- _WRITTEN REQUEST_: Copy out the lines of the records from the line with "list-item <box>80 936 952 962</box>" up to and including the line with "bullet-icon <box>42 95 49 102</box>", replacing each "text-bold" with "text-strong" and leaving everything else unchanged. Give only those lines.

- _MATERIAL FOR THIS TASK_:
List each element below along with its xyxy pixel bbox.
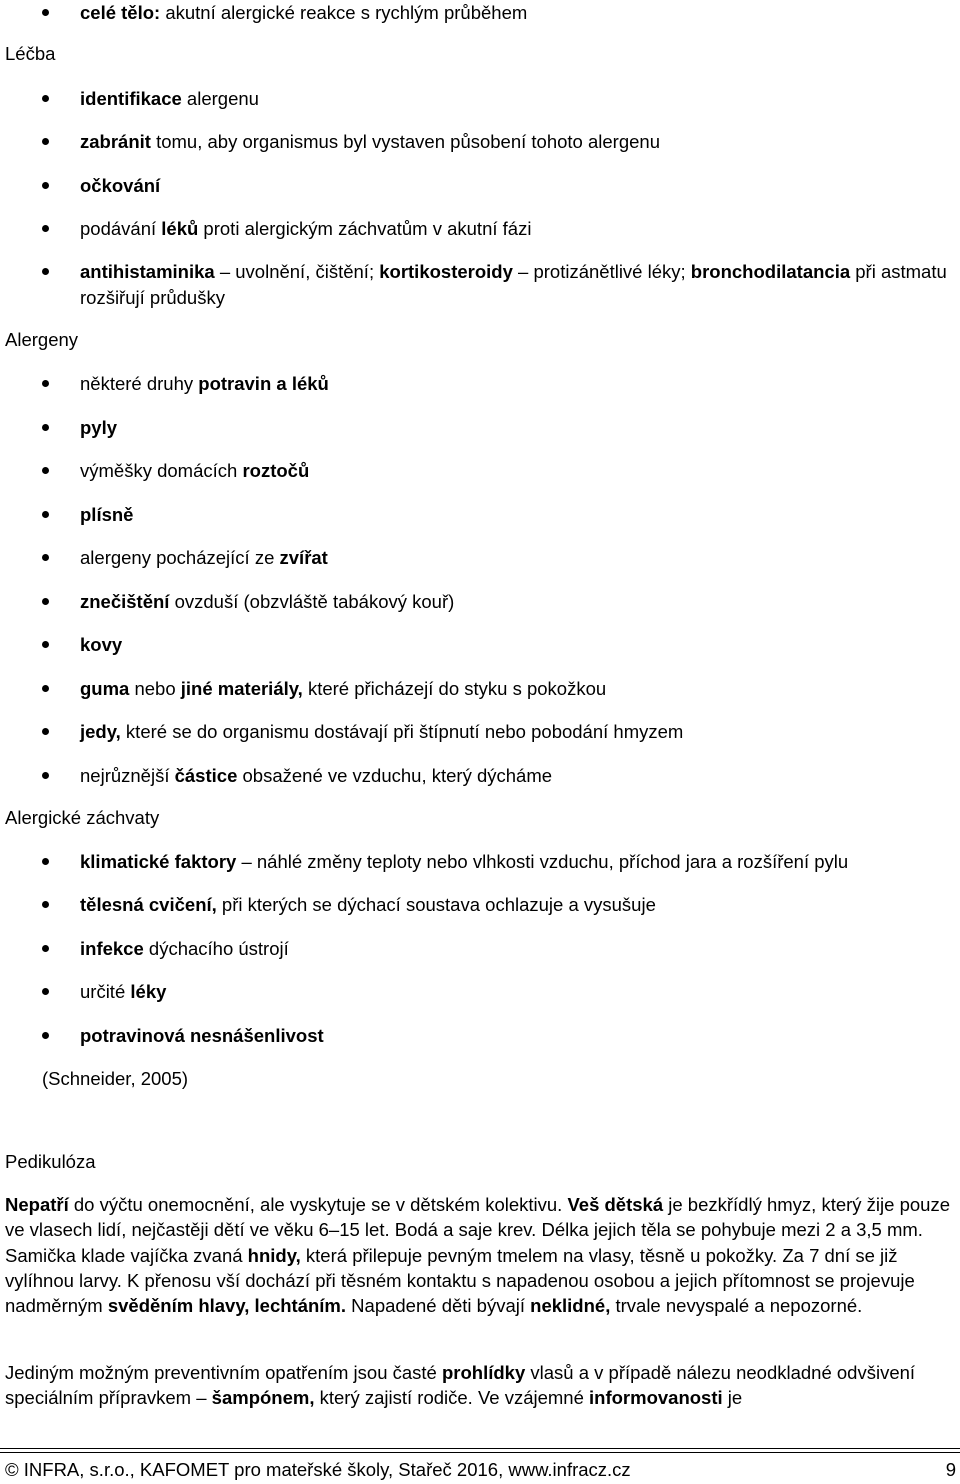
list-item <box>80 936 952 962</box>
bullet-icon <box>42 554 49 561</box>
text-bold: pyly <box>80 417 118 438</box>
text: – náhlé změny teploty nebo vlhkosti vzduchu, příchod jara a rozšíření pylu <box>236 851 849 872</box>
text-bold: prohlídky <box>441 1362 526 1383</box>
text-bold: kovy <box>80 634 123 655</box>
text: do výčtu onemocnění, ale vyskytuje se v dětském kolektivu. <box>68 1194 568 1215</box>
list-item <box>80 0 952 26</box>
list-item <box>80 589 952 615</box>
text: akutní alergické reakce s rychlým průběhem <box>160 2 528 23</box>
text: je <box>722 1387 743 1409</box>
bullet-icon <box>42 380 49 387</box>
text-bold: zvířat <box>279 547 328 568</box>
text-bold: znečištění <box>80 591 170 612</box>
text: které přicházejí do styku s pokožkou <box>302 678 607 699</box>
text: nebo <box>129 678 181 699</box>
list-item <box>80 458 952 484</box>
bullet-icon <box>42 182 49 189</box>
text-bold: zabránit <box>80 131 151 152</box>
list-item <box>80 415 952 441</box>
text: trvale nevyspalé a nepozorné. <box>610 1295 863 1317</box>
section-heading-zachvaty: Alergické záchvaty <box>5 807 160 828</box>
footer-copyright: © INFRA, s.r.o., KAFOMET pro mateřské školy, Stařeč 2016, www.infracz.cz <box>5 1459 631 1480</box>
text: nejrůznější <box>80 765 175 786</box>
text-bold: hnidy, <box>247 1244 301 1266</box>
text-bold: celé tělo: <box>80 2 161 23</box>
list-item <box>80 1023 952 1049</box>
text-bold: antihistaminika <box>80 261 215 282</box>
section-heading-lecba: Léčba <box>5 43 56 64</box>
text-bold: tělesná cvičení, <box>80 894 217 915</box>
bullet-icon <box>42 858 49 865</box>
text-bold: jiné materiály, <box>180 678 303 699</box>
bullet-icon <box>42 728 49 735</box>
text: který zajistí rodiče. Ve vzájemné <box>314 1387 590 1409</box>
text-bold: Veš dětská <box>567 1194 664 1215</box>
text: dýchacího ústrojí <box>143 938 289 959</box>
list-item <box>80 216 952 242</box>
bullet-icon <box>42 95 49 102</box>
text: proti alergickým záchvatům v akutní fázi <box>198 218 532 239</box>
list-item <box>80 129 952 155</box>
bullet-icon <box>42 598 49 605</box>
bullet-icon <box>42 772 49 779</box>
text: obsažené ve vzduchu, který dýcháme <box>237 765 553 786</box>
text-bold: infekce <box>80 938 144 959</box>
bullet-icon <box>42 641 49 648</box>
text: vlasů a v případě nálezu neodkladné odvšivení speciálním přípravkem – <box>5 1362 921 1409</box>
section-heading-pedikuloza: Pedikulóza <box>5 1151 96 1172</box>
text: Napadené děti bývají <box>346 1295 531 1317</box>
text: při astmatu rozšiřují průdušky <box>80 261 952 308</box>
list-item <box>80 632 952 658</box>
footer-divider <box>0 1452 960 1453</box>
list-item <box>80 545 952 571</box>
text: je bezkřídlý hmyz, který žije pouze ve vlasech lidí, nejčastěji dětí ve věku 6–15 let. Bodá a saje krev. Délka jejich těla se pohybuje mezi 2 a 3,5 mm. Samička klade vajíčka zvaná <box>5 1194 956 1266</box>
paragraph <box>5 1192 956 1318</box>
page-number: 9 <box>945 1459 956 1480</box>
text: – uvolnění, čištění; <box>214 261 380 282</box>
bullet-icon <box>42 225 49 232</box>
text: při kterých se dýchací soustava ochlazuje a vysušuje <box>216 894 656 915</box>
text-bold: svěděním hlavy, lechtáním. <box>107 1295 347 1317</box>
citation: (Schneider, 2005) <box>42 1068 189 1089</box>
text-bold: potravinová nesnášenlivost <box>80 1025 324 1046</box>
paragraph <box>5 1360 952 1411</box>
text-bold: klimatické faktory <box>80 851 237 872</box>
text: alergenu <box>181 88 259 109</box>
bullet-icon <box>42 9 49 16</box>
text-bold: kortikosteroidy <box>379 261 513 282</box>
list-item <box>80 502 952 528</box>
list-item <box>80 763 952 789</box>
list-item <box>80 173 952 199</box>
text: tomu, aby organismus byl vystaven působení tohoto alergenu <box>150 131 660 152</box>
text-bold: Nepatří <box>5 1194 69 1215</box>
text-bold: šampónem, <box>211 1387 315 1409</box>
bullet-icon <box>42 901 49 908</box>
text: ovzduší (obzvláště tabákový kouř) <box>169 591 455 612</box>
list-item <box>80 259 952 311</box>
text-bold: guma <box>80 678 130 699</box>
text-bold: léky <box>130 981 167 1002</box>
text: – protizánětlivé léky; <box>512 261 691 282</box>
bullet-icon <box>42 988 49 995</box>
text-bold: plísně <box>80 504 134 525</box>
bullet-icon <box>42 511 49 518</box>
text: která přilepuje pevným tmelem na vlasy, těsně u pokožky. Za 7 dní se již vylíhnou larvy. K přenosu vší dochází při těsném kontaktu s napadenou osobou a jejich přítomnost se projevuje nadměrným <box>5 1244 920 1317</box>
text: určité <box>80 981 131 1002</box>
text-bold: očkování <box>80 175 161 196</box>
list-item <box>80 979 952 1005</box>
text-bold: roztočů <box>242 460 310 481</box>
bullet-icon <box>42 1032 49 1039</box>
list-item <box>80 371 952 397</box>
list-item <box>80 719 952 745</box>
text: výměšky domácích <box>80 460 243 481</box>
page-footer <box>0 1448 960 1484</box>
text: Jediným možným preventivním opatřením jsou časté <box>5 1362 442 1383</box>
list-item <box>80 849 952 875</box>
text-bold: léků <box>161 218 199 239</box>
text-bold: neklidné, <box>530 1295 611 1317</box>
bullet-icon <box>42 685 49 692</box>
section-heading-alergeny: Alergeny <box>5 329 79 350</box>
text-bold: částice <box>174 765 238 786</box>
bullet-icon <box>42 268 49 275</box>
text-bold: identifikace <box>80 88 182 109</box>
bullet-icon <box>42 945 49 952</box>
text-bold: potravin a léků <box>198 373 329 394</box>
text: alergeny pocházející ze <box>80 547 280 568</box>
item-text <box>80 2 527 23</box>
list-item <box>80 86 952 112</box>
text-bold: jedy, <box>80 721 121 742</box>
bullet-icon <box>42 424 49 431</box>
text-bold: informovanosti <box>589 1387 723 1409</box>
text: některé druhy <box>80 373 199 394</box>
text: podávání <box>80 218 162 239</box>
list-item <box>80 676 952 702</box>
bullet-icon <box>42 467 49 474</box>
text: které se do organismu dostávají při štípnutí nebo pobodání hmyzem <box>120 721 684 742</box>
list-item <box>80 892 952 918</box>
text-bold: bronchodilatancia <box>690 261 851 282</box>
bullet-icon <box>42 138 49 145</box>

- _RESULT OF THE TASK_:
list-item <box>80 936 952 962</box>
bullet-icon <box>42 554 49 561</box>
text-strong: pyly <box>80 417 118 438</box>
text: – náhlé změny teploty nebo vlhkosti vzduchu, příchod jara a rozšíření pylu <box>236 851 849 872</box>
text-strong: prohlídky <box>441 1362 526 1383</box>
text-strong: kovy <box>80 634 123 655</box>
text: do výčtu onemocnění, ale vyskytuje se v dětském kolektivu. <box>68 1194 568 1215</box>
list-item <box>80 0 952 26</box>
list-item <box>80 589 952 615</box>
text: akutní alergické reakce s rychlým průběhem <box>160 2 528 23</box>
text: je <box>722 1387 743 1409</box>
bullet-icon <box>42 380 49 387</box>
text-strong: zvířat <box>279 547 328 568</box>
text-strong: znečištění <box>80 591 170 612</box>
text: které přicházejí do styku s pokožkou <box>302 678 607 699</box>
text: nebo <box>129 678 181 699</box>
list-item <box>80 458 952 484</box>
bullet-icon <box>42 182 49 189</box>
text-strong: zabránit <box>80 131 151 152</box>
list-item <box>80 415 952 441</box>
text: trvale nevyspalé a nepozorné. <box>610 1295 863 1317</box>
section-heading-zachvaty: Alergické záchvaty <box>5 807 160 828</box>
footer-copyright: © INFRA, s.r.o., KAFOMET pro mateřské školy, Stařeč 2016, www.infracz.cz <box>5 1459 631 1480</box>
text: nejrůznější <box>80 765 175 786</box>
text-strong: hnidy, <box>247 1244 301 1266</box>
text-strong: celé tělo: <box>80 2 161 23</box>
list-item <box>80 1023 952 1049</box>
text-strong: antihistaminika <box>80 261 215 282</box>
section-heading-lecba: Léčba <box>5 43 56 64</box>
text-strong: tělesná cvičení, <box>80 894 217 915</box>
bullet-icon <box>42 858 49 865</box>
text-strong: jiné materiály, <box>180 678 303 699</box>
bullet-icon <box>42 728 49 735</box>
text: který zajistí rodiče. Ve vzájemné <box>314 1387 590 1409</box>
text-strong: Veš dětská <box>567 1194 664 1215</box>
text: dýchacího ústrojí <box>143 938 289 959</box>
list-item <box>80 216 952 242</box>
bullet-icon <box>42 95 49 102</box>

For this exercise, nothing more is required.